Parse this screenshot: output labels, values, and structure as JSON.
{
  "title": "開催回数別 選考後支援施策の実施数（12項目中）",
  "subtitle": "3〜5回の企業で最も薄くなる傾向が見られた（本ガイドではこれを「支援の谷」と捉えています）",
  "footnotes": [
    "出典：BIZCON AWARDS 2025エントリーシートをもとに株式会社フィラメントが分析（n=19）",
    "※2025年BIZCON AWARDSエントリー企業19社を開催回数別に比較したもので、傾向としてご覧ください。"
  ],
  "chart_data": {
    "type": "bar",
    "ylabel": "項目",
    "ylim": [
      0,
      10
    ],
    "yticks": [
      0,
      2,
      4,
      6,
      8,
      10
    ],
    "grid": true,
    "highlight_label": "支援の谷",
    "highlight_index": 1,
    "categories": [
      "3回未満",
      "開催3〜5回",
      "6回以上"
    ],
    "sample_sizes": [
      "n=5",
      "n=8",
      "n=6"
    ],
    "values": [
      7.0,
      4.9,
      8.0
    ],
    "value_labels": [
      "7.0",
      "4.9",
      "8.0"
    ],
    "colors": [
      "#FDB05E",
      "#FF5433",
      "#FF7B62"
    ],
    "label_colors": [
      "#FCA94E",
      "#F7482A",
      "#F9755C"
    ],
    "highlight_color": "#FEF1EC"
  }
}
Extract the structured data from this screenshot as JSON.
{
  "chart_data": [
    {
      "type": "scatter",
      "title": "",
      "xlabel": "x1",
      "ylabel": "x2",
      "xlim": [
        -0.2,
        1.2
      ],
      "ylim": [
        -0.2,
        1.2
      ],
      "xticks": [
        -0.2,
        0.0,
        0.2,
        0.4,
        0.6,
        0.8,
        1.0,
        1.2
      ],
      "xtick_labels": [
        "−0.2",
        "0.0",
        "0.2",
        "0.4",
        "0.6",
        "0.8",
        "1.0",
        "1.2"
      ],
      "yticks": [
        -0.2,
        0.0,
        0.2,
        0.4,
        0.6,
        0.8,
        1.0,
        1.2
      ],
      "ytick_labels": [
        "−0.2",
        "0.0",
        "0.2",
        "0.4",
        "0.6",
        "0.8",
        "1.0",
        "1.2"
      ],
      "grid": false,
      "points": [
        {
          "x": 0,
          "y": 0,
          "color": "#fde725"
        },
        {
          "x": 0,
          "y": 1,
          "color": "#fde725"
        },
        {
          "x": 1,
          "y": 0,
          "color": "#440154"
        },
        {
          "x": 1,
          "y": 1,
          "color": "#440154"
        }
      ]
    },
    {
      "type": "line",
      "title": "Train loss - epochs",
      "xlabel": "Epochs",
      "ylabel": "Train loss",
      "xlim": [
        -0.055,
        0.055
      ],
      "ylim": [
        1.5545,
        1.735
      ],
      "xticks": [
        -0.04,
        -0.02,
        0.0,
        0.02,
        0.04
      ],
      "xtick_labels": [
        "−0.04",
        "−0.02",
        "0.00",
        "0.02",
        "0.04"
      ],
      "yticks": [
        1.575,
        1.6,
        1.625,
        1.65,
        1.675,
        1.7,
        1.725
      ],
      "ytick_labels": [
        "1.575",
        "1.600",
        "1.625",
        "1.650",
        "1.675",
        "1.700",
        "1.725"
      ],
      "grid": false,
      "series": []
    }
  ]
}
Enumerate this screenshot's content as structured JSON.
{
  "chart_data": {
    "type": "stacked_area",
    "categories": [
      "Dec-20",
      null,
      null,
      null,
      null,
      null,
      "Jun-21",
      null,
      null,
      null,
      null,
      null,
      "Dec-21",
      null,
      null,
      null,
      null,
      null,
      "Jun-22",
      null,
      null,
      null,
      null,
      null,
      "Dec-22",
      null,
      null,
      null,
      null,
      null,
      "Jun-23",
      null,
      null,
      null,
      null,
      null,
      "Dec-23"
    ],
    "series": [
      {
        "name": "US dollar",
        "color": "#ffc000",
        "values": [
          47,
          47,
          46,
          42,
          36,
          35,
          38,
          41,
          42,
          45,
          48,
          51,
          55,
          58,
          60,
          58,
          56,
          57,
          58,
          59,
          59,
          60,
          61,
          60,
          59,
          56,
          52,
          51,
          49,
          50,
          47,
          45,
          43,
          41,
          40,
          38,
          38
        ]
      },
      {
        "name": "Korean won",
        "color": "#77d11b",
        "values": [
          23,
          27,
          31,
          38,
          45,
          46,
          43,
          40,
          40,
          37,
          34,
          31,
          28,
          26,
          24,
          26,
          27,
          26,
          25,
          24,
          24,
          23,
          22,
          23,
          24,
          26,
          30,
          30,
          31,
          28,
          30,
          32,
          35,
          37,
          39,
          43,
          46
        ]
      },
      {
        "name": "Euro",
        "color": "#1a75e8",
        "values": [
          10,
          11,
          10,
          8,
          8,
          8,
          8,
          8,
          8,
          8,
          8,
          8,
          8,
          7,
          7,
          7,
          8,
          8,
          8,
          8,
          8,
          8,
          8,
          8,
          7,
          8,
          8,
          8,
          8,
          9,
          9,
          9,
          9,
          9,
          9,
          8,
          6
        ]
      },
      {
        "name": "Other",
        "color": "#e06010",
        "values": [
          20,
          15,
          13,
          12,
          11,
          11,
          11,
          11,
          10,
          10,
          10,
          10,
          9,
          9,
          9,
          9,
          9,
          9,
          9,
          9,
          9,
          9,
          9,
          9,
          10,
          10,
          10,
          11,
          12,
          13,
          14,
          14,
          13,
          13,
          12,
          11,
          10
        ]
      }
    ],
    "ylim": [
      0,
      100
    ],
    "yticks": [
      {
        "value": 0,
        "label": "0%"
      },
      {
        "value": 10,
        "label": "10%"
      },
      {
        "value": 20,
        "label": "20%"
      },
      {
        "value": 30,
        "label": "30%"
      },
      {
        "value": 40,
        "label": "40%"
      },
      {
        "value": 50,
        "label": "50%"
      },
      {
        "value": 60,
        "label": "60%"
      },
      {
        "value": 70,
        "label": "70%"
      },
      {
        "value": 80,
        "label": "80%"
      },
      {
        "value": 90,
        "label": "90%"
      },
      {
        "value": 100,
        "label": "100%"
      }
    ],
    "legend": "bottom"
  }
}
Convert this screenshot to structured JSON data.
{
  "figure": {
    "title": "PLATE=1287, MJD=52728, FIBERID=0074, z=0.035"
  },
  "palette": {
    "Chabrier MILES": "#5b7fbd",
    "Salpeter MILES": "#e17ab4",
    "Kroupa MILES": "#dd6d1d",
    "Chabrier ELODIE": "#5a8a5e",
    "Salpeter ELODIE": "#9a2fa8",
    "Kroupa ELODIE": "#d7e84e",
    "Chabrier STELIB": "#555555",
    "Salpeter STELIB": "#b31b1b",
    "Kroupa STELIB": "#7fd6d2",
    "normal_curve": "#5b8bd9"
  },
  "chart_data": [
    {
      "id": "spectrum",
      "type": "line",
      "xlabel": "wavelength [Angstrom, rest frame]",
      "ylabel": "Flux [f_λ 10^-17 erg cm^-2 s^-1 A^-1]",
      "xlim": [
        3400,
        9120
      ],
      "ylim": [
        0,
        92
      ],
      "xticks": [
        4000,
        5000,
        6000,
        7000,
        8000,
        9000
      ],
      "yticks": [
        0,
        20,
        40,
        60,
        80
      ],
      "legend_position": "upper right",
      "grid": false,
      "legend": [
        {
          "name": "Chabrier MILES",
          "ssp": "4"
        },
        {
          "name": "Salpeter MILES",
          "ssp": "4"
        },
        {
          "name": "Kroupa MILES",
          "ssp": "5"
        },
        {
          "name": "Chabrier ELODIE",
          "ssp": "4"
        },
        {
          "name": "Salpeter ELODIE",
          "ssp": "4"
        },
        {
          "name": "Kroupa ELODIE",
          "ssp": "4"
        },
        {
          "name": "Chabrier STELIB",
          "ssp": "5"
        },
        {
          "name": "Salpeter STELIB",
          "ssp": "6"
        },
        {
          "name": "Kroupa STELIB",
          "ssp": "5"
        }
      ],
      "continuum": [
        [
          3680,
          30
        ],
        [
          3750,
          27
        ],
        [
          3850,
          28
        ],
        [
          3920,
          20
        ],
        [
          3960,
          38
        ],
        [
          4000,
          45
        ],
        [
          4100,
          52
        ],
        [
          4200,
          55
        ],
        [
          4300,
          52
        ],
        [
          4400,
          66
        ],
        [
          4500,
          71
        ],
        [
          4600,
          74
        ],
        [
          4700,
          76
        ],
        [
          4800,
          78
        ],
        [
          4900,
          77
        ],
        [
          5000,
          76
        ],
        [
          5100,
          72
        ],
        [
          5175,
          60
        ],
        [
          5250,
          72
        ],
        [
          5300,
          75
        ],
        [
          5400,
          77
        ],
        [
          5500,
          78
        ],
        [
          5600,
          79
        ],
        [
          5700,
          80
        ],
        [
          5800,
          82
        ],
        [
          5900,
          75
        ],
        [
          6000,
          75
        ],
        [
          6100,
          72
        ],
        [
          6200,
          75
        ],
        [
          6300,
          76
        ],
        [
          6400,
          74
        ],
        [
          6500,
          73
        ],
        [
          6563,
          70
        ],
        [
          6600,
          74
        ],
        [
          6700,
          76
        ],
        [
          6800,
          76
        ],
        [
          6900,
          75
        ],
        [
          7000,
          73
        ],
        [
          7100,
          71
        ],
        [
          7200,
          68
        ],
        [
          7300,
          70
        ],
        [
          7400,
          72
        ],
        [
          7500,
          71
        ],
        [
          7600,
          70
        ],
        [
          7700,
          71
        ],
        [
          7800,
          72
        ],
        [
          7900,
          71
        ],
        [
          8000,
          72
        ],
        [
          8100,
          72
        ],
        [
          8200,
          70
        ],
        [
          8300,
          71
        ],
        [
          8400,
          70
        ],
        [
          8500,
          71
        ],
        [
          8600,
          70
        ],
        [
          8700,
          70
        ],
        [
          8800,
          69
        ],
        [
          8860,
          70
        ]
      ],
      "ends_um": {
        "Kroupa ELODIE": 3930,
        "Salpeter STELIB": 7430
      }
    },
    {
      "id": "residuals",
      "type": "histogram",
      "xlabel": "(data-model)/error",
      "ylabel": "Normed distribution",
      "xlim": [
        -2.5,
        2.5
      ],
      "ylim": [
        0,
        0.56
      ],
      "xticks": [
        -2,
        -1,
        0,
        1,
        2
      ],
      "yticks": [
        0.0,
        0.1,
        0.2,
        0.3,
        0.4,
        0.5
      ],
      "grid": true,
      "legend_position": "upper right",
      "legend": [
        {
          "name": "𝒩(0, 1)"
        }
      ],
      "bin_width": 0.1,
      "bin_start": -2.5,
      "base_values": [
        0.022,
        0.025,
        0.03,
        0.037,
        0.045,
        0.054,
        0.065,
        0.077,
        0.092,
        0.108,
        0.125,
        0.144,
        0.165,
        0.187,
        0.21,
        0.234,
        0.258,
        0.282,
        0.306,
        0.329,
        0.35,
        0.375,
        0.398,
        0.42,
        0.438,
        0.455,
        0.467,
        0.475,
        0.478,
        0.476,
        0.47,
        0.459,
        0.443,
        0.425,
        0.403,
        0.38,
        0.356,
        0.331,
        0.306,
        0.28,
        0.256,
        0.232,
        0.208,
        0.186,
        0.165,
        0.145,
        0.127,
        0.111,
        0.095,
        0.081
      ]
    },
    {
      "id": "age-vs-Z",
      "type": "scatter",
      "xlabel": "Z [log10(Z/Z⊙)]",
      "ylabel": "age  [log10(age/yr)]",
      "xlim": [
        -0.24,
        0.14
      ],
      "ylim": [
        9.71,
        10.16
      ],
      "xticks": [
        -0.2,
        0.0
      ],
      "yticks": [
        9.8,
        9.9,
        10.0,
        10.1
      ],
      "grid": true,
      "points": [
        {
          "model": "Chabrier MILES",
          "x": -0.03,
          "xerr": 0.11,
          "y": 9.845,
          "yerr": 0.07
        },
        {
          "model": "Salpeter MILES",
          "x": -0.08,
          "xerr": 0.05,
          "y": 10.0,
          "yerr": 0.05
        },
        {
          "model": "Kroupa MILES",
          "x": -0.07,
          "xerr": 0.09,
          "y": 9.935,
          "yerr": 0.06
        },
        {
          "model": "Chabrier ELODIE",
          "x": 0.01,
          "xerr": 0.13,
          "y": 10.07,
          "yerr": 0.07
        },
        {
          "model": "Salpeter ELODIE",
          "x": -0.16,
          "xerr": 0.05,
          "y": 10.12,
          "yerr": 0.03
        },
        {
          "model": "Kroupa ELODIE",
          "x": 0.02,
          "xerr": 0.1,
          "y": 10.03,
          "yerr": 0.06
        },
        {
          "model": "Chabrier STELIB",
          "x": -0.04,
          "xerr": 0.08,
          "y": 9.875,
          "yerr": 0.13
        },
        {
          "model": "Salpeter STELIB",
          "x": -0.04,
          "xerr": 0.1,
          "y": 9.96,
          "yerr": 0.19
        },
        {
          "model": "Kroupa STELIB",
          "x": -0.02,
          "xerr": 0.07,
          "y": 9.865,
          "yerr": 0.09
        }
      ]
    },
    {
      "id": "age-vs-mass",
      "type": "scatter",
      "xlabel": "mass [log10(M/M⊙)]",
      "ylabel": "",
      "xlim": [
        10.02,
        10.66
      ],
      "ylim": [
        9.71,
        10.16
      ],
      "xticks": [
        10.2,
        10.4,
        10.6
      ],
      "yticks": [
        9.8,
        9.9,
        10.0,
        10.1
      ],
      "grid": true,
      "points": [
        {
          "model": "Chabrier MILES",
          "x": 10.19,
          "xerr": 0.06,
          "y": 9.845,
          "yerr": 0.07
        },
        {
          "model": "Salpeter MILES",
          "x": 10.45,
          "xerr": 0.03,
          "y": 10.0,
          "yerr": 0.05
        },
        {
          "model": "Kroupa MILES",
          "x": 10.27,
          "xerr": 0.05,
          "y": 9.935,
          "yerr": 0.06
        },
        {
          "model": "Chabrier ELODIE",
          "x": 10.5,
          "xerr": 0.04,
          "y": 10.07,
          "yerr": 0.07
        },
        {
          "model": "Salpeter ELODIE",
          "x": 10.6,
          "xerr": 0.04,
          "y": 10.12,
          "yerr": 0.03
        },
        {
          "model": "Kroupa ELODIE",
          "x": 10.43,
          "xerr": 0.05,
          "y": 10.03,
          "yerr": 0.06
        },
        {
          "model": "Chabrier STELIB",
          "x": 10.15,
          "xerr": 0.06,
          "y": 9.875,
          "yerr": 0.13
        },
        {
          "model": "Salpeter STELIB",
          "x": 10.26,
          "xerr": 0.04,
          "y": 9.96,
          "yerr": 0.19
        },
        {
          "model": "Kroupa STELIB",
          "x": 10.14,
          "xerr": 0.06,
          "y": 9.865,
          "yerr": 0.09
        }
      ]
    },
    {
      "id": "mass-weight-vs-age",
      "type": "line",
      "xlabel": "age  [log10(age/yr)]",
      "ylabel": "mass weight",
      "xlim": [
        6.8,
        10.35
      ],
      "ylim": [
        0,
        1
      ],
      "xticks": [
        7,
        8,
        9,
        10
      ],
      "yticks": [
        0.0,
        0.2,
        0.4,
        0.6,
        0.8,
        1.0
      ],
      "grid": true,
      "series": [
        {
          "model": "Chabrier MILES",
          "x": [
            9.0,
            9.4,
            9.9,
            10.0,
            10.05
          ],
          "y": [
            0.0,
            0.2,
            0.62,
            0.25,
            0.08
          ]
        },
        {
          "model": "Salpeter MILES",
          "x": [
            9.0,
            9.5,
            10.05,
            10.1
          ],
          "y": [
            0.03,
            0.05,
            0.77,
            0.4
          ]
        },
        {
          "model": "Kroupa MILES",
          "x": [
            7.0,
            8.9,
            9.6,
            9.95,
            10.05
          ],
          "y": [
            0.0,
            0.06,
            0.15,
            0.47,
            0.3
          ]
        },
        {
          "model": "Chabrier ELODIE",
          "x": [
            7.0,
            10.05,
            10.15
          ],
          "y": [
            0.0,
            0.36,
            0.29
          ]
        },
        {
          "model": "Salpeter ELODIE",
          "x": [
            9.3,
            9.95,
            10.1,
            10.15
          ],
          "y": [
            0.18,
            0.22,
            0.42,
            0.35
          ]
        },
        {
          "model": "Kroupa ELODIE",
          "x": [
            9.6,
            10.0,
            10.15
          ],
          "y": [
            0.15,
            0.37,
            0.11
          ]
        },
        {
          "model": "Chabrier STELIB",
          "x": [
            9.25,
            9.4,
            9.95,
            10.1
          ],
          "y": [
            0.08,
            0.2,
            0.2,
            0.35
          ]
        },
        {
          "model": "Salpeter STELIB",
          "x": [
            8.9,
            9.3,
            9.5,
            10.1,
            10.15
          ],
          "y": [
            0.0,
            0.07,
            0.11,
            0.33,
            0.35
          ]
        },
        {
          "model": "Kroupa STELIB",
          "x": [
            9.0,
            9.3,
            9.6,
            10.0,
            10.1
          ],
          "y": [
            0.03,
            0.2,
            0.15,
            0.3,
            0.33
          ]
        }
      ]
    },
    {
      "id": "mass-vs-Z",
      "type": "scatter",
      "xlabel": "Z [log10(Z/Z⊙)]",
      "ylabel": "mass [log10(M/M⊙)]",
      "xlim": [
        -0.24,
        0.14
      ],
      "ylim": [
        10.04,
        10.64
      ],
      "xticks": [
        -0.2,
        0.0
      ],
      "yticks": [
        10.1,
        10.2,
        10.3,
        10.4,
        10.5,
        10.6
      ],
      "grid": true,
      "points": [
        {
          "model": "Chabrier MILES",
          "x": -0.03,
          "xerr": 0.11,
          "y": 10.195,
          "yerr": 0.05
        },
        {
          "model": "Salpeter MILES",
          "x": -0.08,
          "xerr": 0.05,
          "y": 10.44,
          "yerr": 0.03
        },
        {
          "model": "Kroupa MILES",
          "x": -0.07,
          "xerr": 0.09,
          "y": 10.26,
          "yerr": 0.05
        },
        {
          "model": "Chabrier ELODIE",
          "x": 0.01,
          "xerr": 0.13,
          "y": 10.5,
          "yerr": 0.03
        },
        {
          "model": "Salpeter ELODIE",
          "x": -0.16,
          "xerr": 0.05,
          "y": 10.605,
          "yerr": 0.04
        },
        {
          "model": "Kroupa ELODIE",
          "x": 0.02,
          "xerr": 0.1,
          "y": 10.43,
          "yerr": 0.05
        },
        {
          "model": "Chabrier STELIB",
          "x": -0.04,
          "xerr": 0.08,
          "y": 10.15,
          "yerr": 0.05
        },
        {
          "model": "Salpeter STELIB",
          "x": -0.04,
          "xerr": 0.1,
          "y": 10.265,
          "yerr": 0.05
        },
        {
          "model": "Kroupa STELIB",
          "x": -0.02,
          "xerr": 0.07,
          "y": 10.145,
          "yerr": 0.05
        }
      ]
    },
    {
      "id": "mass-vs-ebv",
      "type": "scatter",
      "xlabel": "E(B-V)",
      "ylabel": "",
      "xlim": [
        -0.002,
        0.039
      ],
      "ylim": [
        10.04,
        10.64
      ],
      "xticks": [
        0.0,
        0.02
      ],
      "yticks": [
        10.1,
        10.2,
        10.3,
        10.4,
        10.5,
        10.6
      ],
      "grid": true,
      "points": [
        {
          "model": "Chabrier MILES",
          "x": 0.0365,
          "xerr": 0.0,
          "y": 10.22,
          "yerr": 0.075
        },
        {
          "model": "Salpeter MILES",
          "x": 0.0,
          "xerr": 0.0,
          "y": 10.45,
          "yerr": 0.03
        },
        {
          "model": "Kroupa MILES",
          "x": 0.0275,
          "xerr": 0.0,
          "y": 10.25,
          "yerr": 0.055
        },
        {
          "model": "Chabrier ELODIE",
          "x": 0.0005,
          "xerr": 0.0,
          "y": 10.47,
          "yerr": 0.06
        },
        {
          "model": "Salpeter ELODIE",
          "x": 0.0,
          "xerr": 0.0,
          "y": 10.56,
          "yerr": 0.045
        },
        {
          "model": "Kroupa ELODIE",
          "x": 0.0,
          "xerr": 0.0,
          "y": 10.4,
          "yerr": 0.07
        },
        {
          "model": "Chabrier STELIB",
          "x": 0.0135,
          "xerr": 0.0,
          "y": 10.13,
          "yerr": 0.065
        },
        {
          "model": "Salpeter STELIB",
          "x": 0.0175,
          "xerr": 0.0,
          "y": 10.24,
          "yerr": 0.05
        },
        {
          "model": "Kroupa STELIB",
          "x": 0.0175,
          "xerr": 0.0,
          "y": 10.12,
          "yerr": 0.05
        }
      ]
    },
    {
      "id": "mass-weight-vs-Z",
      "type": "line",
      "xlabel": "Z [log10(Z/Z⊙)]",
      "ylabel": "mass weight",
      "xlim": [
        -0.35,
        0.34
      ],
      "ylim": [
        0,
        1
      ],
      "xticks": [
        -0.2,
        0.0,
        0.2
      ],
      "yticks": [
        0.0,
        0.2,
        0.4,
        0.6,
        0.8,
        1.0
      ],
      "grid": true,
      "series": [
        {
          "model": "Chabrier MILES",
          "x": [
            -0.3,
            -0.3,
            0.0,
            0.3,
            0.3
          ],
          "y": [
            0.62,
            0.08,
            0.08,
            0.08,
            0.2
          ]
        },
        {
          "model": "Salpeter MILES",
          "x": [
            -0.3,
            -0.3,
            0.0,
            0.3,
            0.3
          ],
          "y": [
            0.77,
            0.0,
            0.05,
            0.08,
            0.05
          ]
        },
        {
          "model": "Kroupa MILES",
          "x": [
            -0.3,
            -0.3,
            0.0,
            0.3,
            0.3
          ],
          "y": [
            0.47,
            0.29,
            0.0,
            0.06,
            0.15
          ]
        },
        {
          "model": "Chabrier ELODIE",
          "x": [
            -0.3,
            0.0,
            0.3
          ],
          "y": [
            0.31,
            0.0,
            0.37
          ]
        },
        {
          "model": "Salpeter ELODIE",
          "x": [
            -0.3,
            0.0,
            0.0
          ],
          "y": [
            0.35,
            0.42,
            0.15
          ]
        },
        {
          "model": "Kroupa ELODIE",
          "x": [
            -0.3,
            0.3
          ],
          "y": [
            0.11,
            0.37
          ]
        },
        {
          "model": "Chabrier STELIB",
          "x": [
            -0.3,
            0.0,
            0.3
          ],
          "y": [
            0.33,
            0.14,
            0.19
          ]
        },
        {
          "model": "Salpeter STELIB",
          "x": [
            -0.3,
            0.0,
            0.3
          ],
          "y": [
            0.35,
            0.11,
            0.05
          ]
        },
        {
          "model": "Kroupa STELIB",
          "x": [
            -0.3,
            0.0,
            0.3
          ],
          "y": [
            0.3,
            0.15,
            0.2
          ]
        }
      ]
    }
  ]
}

━━━━━━━━━━━━━━━━━━━━

◆ **WHAT YOU ARE ASKED TO DO**: Among the entries above, identify all lines with "mass" and copy them.

◆ **EXERCISE RESPONSE**:
      "id": "age-vs-mass",
      "xlabel": "mass [log10(M/M⊙)]",
      "id": "mass-weight-vs-age",
      "ylabel": "mass weight",
      "id": "mass-vs-Z",
      "ylabel": "mass [log10(M/M⊙)]",
      "id": "mass-vs-ebv",
      "id": "mass-weight-vs-Z",
      "ylabel": "mass weight",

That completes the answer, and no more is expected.